Dataset items
● ● ● ● ● ● ●
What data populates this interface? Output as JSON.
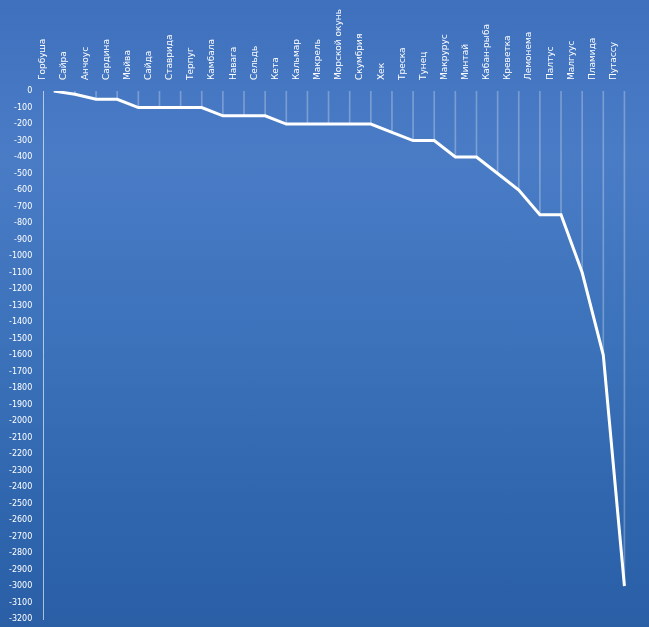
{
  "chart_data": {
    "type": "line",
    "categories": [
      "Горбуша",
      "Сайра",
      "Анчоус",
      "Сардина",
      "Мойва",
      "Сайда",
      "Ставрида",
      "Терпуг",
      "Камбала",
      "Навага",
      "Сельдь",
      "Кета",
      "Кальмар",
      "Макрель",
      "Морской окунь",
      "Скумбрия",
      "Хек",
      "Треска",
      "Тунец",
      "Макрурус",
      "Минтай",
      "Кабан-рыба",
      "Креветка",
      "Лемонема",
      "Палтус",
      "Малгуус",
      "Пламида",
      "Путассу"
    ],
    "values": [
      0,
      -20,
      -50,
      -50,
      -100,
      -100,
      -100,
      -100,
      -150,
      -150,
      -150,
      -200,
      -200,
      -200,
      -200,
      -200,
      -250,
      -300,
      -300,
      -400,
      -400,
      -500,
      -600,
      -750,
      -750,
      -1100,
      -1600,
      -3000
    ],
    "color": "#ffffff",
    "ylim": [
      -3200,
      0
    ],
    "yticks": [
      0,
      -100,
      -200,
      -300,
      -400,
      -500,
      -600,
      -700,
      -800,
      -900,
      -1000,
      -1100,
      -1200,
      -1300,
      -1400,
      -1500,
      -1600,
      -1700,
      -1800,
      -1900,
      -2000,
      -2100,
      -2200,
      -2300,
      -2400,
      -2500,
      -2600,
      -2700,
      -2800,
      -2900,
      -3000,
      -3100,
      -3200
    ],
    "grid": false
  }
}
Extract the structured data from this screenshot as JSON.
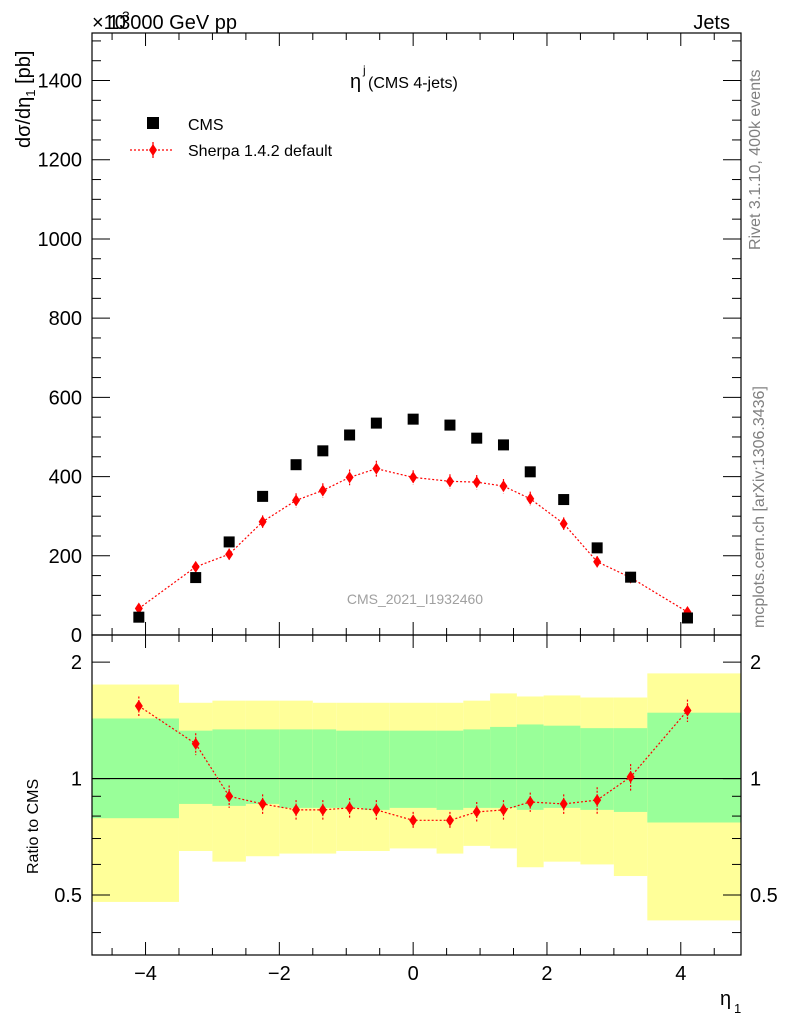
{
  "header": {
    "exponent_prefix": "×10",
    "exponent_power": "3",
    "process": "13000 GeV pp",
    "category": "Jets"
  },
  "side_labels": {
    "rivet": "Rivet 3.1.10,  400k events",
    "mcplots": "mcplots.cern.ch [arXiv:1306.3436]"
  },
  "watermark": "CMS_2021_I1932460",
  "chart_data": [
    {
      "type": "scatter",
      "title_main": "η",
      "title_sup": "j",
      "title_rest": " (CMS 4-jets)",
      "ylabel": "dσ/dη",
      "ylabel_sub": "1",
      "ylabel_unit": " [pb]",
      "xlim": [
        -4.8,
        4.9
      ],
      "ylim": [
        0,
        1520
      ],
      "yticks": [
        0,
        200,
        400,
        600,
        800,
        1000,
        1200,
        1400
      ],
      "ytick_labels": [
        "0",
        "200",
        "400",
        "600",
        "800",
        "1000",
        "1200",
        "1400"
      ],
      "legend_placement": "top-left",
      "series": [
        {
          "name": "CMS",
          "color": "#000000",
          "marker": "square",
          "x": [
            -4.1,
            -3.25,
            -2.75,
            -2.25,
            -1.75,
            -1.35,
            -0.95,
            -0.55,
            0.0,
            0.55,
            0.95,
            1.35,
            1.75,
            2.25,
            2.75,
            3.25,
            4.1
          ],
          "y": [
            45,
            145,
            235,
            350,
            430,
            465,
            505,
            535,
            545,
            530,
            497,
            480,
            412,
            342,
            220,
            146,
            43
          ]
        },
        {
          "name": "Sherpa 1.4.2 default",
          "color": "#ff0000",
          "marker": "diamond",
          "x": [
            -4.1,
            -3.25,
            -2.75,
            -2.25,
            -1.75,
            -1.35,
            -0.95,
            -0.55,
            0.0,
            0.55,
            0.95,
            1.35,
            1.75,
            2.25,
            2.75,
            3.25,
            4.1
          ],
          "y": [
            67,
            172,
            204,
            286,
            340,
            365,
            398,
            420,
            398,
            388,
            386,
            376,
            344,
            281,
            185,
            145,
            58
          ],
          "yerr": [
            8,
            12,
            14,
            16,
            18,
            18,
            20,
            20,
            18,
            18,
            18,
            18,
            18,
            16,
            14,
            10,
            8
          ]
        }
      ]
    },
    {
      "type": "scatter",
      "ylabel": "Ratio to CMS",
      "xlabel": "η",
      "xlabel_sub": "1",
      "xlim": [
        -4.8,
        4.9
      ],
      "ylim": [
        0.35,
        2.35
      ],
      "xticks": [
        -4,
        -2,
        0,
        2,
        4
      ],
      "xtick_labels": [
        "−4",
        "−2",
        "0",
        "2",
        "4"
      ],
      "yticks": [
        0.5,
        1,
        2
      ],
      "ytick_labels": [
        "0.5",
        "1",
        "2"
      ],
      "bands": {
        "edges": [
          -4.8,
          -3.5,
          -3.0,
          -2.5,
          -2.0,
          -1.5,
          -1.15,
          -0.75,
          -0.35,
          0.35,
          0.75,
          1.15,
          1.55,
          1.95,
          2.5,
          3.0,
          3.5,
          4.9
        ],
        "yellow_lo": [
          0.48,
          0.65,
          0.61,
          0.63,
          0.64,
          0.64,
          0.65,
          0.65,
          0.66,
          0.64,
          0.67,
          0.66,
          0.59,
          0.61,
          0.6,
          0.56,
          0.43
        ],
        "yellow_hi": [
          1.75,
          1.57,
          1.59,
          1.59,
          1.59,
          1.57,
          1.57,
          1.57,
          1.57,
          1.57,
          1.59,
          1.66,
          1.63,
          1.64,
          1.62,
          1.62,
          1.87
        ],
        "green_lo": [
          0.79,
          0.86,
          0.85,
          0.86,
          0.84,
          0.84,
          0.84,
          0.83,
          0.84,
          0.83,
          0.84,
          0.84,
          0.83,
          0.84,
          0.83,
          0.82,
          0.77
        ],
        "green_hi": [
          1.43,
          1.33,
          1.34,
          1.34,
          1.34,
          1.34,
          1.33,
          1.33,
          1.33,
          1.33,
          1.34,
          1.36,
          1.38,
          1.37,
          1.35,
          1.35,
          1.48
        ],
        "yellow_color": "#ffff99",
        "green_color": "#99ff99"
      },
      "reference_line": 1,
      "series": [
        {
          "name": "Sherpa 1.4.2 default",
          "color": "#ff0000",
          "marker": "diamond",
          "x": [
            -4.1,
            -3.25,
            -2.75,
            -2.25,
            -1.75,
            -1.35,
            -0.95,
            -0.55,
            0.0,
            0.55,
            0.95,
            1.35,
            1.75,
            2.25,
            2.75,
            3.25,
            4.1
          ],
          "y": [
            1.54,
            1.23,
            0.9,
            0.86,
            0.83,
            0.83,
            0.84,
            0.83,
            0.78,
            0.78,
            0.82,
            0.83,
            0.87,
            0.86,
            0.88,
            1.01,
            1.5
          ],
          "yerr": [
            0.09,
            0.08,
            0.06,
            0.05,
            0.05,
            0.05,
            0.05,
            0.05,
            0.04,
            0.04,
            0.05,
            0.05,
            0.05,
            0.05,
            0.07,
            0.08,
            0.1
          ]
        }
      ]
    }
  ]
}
● ● ● ● ● ● ●
- **THE EXERCISE**: Print each record exactly as it stands, leaving the images out.

- **REPLY**:
What data populates this interface? Output as JSON.
{
  "chart_data": {
    "type": "line",
    "categories": [
      "Горбуша",
      "Сайра",
      "Анчоус",
      "Сардина",
      "Мойва",
      "Сайда",
      "Ставрида",
      "Терпуг",
      "Камбала",
      "Навага",
      "Сельдь",
      "Кета",
      "Кальмар",
      "Макрель",
      "Морской окунь",
      "Скумбрия",
      "Хек",
      "Треска",
      "Тунец",
      "Макрурус",
      "Минтай",
      "Кабан-рыба",
      "Креветка",
      "Лемонема",
      "Палтус",
      "Малгуус",
      "Пламида",
      "Путассу"
    ],
    "values": [
      0,
      -20,
      -50,
      -50,
      -100,
      -100,
      -100,
      -100,
      -150,
      -150,
      -150,
      -200,
      -200,
      -200,
      -200,
      -200,
      -250,
      -300,
      -300,
      -400,
      -400,
      -500,
      -600,
      -750,
      -750,
      -1100,
      -1600,
      -3000
    ],
    "color": "#ffffff",
    "ylim": [
      -3200,
      0
    ],
    "yticks": [
      0,
      -100,
      -200,
      -300,
      -400,
      -500,
      -600,
      -700,
      -800,
      -900,
      -1000,
      -1100,
      -1200,
      -1300,
      -1400,
      -1500,
      -1600,
      -1700,
      -1800,
      -1900,
      -2000,
      -2100,
      -2200,
      -2300,
      -2400,
      -2500,
      -2600,
      -2700,
      -2800,
      -2900,
      -3000,
      -3100,
      -3200
    ],
    "grid": false
  }
}
Extract the structured data from this screenshot as JSON.
{
  "header": {
    "exponent_prefix": "×10",
    "exponent_power": "3",
    "process": "13000 GeV pp",
    "category": "Jets"
  },
  "side_labels": {
    "rivet": "Rivet 3.1.10,  400k events",
    "mcplots": "mcplots.cern.ch [arXiv:1306.3436]"
  },
  "watermark": "CMS_2021_I1932460",
  "chart_data": [
    {
      "type": "scatter",
      "title_main": "η",
      "title_sup": "j",
      "title_rest": " (CMS 4-jets)",
      "ylabel": "dσ/dη",
      "ylabel_sub": "1",
      "ylabel_unit": " [pb]",
      "xlim": [
        -4.8,
        4.9
      ],
      "ylim": [
        0,
        1520
      ],
      "yticks": [
        0,
        200,
        400,
        600,
        800,
        1000,
        1200,
        1400
      ],
      "ytick_labels": [
        "0",
        "200",
        "400",
        "600",
        "800",
        "1000",
        "1200",
        "1400"
      ],
      "legend_placement": "top-left",
      "series": [
        {
          "name": "CMS",
          "color": "#000000",
          "marker": "square",
          "x": [
            -4.1,
            -3.25,
            -2.75,
            -2.25,
            -1.75,
            -1.35,
            -0.95,
            -0.55,
            0.0,
            0.55,
            0.95,
            1.35,
            1.75,
            2.25,
            2.75,
            3.25,
            4.1
          ],
          "y": [
            45,
            145,
            235,
            350,
            430,
            465,
            505,
            535,
            545,
            530,
            497,
            480,
            412,
            342,
            220,
            146,
            43
          ]
        },
        {
          "name": "Sherpa 1.4.2 default",
          "color": "#ff0000",
          "marker": "diamond",
          "x": [
            -4.1,
            -3.25,
            -2.75,
            -2.25,
            -1.75,
            -1.35,
            -0.95,
            -0.55,
            0.0,
            0.55,
            0.95,
            1.35,
            1.75,
            2.25,
            2.75,
            3.25,
            4.1
          ],
          "y": [
            67,
            172,
            204,
            286,
            340,
            365,
            398,
            420,
            398,
            388,
            386,
            376,
            344,
            281,
            185,
            145,
            58
          ],
          "yerr": [
            8,
            12,
            14,
            16,
            18,
            18,
            20,
            20,
            18,
            18,
            18,
            18,
            18,
            16,
            14,
            10,
            8
          ]
        }
      ]
    },
    {
      "type": "scatter",
      "ylabel": "Ratio to CMS",
      "xlabel": "η",
      "xlabel_sub": "1",
      "xlim": [
        -4.8,
        4.9
      ],
      "ylim": [
        0.35,
        2.35
      ],
      "xticks": [
        -4,
        -2,
        0,
        2,
        4
      ],
      "xtick_labels": [
        "−4",
        "−2",
        "0",
        "2",
        "4"
      ],
      "yticks": [
        0.5,
        1,
        2
      ],
      "ytick_labels": [
        "0.5",
        "1",
        "2"
      ],
      "bands": {
        "edges": [
          -4.8,
          -3.5,
          -3.0,
          -2.5,
          -2.0,
          -1.5,
          -1.15,
          -0.75,
          -0.35,
          0.35,
          0.75,
          1.15,
          1.55,
          1.95,
          2.5,
          3.0,
          3.5,
          4.9
        ],
        "yellow_lo": [
          0.48,
          0.65,
          0.61,
          0.63,
          0.64,
          0.64,
          0.65,
          0.65,
          0.66,
          0.64,
          0.67,
          0.66,
          0.59,
          0.61,
          0.6,
          0.56,
          0.43
        ],
        "yellow_hi": [
          1.75,
          1.57,
          1.59,
          1.59,
          1.59,
          1.57,
          1.57,
          1.57,
          1.57,
          1.57,
          1.59,
          1.66,
          1.63,
          1.64,
          1.62,
          1.62,
          1.87
        ],
        "green_lo": [
          0.79,
          0.86,
          0.85,
          0.86,
          0.84,
          0.84,
          0.84,
          0.83,
          0.84,
          0.83,
          0.84,
          0.84,
          0.83,
          0.84,
          0.83,
          0.82,
          0.77
        ],
        "green_hi": [
          1.43,
          1.33,
          1.34,
          1.34,
          1.34,
          1.34,
          1.33,
          1.33,
          1.33,
          1.33,
          1.34,
          1.36,
          1.38,
          1.37,
          1.35,
          1.35,
          1.48
        ],
        "yellow_color": "#ffff99",
        "green_color": "#99ff99"
      },
      "reference_line": 1,
      "series": [
        {
          "name": "Sherpa 1.4.2 default",
          "color": "#ff0000",
          "marker": "diamond",
          "x": [
            -4.1,
            -3.25,
            -2.75,
            -2.25,
            -1.75,
            -1.35,
            -0.95,
            -0.55,
            0.0,
            0.55,
            0.95,
            1.35,
            1.75,
            2.25,
            2.75,
            3.25,
            4.1
          ],
          "y": [
            1.54,
            1.23,
            0.9,
            0.86,
            0.83,
            0.83,
            0.84,
            0.83,
            0.78,
            0.78,
            0.82,
            0.83,
            0.87,
            0.86,
            0.88,
            1.01,
            1.5
          ],
          "yerr": [
            0.09,
            0.08,
            0.06,
            0.05,
            0.05,
            0.05,
            0.05,
            0.05,
            0.04,
            0.04,
            0.05,
            0.05,
            0.05,
            0.05,
            0.07,
            0.08,
            0.1
          ]
        }
      ]
    }
  ]
}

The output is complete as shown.